> **REQUEST**
Search the listing below for the string "within" and copy every line where it occurs.

> **INFORMATION GIVEN**
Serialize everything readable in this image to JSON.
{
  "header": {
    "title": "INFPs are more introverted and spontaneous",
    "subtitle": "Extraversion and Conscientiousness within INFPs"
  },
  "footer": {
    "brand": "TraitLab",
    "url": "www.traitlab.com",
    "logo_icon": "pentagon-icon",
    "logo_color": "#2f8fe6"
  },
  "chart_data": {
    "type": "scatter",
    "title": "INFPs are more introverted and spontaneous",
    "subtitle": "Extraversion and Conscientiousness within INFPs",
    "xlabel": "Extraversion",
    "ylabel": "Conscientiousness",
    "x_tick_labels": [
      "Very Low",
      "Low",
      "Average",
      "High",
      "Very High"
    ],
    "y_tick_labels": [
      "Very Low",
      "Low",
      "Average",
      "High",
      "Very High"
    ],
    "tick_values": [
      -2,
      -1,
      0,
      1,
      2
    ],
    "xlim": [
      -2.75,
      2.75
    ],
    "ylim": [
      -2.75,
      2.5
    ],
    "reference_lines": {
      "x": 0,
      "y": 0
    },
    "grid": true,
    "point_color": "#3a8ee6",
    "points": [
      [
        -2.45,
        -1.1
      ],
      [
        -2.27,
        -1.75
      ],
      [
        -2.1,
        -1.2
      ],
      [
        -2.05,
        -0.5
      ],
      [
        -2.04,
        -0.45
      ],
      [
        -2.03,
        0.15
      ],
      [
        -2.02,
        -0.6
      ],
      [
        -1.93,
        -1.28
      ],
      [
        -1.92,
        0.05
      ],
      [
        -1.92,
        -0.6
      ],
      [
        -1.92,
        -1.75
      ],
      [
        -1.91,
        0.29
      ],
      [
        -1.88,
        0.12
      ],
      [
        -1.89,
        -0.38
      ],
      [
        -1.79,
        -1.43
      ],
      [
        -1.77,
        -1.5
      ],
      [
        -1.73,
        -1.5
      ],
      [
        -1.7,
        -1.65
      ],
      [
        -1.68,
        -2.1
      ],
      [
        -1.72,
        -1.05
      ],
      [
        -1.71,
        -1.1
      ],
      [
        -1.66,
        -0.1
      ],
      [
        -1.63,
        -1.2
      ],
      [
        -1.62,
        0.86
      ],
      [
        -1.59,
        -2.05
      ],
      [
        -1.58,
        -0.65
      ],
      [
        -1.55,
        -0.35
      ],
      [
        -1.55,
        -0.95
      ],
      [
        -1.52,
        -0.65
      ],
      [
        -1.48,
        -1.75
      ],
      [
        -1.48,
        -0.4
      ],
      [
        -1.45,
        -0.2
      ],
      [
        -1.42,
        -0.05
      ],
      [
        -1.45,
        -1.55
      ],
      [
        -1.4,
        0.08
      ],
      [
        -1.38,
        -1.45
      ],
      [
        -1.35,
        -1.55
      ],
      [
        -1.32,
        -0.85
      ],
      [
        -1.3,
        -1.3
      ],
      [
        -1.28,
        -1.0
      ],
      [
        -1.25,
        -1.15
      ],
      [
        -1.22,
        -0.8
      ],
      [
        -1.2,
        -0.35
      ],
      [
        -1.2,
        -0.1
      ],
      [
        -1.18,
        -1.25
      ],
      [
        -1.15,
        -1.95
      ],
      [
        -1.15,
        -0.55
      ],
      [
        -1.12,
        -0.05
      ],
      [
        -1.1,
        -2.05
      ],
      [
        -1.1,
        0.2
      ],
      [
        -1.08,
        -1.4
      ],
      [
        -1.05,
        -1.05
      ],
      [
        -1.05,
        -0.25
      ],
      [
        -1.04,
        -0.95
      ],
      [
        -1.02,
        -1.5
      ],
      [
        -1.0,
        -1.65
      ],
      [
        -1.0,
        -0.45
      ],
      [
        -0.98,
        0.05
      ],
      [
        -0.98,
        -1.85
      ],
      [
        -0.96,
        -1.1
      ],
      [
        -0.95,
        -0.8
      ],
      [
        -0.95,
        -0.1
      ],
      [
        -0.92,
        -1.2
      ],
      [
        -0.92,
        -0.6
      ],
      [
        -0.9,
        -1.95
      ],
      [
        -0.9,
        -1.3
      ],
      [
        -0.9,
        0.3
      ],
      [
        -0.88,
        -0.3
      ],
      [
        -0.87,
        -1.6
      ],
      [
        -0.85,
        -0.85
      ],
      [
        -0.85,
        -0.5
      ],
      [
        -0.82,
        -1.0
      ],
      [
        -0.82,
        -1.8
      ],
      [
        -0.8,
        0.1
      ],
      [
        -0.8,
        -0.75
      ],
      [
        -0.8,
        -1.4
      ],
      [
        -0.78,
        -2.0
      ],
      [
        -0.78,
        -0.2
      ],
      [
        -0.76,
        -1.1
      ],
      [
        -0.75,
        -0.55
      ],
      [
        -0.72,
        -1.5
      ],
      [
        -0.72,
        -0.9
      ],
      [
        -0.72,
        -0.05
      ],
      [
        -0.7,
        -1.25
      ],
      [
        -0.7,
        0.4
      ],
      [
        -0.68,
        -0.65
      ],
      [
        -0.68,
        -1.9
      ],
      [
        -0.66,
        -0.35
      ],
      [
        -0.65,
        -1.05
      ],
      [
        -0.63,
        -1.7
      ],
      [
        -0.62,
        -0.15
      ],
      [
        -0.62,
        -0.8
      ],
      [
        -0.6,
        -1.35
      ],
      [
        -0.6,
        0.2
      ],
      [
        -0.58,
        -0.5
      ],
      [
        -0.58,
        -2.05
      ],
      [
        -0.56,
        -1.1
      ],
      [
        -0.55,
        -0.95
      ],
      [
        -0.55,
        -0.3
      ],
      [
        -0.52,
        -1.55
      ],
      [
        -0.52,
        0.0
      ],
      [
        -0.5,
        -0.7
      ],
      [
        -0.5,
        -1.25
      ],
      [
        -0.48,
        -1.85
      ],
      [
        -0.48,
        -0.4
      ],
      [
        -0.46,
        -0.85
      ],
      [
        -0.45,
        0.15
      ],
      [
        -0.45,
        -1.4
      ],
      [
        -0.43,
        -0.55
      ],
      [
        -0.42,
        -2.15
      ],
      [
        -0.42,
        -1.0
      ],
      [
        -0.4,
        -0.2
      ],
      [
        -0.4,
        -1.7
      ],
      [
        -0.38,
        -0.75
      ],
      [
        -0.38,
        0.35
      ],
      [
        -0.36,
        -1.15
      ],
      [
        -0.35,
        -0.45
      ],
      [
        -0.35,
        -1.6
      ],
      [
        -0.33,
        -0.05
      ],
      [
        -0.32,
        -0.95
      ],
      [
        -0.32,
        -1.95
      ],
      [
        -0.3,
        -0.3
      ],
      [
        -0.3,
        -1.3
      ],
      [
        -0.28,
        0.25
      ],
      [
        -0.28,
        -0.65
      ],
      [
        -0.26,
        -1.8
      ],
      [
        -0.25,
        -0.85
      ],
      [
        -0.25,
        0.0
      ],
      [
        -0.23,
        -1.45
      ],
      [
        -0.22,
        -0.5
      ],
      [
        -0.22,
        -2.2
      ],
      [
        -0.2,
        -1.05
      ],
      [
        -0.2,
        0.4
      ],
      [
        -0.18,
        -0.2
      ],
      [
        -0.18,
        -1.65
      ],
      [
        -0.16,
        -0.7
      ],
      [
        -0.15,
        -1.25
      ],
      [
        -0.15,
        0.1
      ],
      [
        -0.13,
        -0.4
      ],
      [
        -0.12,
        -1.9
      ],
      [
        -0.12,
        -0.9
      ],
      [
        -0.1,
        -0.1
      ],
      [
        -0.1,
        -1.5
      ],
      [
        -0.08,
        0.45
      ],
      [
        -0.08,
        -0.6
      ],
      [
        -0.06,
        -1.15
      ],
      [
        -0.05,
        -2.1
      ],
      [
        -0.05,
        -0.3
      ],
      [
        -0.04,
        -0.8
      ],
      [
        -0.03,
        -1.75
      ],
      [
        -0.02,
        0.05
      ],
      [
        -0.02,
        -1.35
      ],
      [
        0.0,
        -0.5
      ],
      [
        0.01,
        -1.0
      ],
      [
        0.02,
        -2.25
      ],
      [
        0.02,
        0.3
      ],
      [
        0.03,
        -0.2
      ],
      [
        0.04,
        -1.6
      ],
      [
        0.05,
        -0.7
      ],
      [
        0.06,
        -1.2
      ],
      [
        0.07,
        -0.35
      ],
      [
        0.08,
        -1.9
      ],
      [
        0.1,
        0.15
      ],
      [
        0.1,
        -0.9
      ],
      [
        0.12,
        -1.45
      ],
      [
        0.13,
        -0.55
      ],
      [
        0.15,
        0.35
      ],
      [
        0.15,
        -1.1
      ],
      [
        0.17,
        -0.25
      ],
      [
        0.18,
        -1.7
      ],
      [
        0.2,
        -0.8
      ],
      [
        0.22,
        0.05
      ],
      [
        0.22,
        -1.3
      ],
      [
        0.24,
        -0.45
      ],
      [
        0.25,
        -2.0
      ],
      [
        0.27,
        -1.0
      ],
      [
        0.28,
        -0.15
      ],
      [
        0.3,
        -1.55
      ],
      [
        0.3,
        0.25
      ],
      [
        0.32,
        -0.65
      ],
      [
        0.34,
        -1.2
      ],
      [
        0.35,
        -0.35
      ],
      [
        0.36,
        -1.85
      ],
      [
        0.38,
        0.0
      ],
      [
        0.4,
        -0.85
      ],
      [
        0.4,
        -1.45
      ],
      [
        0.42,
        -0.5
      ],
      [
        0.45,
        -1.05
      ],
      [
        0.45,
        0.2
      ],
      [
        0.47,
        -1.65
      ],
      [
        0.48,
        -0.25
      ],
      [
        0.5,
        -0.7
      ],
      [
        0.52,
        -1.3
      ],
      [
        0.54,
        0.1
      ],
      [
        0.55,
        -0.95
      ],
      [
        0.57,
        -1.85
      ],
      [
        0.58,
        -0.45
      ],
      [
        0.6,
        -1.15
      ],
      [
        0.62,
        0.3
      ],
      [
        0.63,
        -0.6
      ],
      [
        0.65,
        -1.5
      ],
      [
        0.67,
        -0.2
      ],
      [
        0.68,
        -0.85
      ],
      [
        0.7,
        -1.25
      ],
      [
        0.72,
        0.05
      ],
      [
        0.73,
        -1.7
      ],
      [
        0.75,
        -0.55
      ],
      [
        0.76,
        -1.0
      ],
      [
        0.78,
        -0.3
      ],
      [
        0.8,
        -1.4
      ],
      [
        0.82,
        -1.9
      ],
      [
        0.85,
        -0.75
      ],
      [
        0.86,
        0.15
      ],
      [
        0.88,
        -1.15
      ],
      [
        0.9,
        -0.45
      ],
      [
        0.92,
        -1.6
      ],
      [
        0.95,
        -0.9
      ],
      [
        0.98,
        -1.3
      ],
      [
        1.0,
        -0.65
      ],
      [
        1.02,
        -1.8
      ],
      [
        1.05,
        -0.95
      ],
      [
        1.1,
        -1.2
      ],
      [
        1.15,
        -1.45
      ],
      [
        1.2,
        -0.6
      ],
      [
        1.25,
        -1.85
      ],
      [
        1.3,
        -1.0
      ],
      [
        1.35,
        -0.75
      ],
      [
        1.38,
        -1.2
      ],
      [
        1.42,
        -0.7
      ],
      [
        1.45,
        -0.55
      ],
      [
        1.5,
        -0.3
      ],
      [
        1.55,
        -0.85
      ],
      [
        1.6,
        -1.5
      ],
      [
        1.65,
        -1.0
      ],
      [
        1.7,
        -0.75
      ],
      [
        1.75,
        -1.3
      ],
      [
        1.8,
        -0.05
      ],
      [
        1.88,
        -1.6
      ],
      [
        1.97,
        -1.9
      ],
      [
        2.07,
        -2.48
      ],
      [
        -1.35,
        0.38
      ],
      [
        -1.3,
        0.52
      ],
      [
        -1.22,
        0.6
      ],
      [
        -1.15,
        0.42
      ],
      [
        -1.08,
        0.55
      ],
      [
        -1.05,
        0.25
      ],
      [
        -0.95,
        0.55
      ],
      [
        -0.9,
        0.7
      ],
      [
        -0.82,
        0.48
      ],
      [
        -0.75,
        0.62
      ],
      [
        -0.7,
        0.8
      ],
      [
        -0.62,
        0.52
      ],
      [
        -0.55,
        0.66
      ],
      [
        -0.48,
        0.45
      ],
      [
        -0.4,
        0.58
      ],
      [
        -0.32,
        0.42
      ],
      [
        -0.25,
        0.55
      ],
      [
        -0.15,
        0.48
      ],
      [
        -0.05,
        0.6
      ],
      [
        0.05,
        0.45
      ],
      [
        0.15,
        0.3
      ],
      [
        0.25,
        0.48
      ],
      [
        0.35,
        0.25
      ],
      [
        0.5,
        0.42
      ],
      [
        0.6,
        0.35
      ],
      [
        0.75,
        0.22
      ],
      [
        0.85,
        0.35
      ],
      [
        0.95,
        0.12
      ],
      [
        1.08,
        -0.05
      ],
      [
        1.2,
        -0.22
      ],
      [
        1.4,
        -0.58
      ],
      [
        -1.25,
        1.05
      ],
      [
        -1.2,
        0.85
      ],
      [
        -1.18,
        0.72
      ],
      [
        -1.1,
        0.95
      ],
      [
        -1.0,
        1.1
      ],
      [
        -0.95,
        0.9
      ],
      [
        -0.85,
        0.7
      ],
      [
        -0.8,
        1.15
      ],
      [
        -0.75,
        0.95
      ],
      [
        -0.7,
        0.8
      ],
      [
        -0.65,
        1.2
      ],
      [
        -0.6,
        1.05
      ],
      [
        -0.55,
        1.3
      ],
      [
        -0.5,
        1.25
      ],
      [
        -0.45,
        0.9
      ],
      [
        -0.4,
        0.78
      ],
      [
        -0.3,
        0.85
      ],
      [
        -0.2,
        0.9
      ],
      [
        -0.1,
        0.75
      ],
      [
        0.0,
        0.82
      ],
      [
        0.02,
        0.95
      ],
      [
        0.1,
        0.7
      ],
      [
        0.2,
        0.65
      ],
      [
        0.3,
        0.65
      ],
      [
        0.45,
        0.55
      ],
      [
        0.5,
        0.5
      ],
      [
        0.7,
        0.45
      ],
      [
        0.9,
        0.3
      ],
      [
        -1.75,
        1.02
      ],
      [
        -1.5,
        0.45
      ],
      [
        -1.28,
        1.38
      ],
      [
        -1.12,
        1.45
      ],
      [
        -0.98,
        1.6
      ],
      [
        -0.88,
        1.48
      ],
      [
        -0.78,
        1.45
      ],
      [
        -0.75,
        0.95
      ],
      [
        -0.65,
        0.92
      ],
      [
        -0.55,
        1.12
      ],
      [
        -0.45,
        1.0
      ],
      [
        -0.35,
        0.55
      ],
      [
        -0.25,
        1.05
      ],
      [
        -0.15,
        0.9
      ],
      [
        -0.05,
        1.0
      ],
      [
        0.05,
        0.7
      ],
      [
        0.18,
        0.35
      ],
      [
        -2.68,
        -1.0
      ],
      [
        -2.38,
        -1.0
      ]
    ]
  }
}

> **CORRECT RESPONSE**
    "subtitle": "Extraversion and Conscientiousness within INFPs"
    "subtitle": "Extraversion and Conscientiousness within INFPs",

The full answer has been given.